Aim of the exercise:
Starting at the line that contains "OCR this image.", copy each line through the final one exactly as written.

——

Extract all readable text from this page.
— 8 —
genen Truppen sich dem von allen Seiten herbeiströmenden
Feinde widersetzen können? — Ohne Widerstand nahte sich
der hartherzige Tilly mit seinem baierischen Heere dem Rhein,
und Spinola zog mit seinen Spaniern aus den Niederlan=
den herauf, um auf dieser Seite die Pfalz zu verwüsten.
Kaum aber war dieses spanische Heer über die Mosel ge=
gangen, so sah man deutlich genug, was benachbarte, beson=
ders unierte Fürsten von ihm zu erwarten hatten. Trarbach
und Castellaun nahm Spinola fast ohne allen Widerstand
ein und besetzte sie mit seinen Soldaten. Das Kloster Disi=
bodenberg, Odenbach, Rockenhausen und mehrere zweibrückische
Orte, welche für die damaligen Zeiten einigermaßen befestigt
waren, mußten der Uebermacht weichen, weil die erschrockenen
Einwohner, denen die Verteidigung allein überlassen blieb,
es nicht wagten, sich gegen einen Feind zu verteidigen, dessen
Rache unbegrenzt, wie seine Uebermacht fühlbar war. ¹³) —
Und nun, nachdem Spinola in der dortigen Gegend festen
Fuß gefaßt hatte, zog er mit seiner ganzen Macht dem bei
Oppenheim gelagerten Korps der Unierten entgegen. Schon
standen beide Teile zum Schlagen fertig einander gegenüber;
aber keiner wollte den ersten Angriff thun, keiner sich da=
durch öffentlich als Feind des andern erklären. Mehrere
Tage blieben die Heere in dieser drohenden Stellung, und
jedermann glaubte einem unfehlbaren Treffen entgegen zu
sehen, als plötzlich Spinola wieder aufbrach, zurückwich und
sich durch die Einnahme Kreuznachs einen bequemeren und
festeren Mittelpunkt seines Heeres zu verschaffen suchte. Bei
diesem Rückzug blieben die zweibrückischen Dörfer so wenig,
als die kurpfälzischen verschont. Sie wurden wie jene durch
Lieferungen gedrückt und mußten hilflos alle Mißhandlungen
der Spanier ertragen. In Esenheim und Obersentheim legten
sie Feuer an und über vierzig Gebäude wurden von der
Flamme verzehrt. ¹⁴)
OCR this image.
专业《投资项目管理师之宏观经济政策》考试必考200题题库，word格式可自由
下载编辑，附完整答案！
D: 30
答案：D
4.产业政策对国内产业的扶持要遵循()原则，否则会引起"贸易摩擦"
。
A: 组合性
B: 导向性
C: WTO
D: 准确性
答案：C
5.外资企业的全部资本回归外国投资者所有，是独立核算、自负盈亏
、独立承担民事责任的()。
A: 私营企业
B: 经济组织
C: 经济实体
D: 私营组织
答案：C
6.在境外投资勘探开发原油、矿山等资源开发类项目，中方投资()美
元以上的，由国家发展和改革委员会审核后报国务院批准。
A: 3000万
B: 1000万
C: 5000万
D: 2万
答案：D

——

Response to this exercise:
OCR this image.
专业《投资项目管理师之宏观经济政策》考试必考200题题库，word格式可自由
下载编辑，附完整答案！
D: 30
答案：D
4.产业政策对国内产业的扶持要遵循()原则，否则会引起"贸易摩擦"
。
A: 组合性
B: 导向性
C: WTO
D: 准确性
答案：C
5.外资企业的全部资本回归外国投资者所有，是独立核算、自负盈亏
、独立承担民事责任的()。
A: 私营企业
B: 经济组织
C: 经济实体
D: 私营组织
答案：C
6.在境外投资勘探开发原油、矿山等资源开发类项目，中方投资()美
元以上的，由国家发展和改革委员会审核后报国务院批准。
A: 3000万
B: 1000万
C: 5000万
D: 2万
答案：D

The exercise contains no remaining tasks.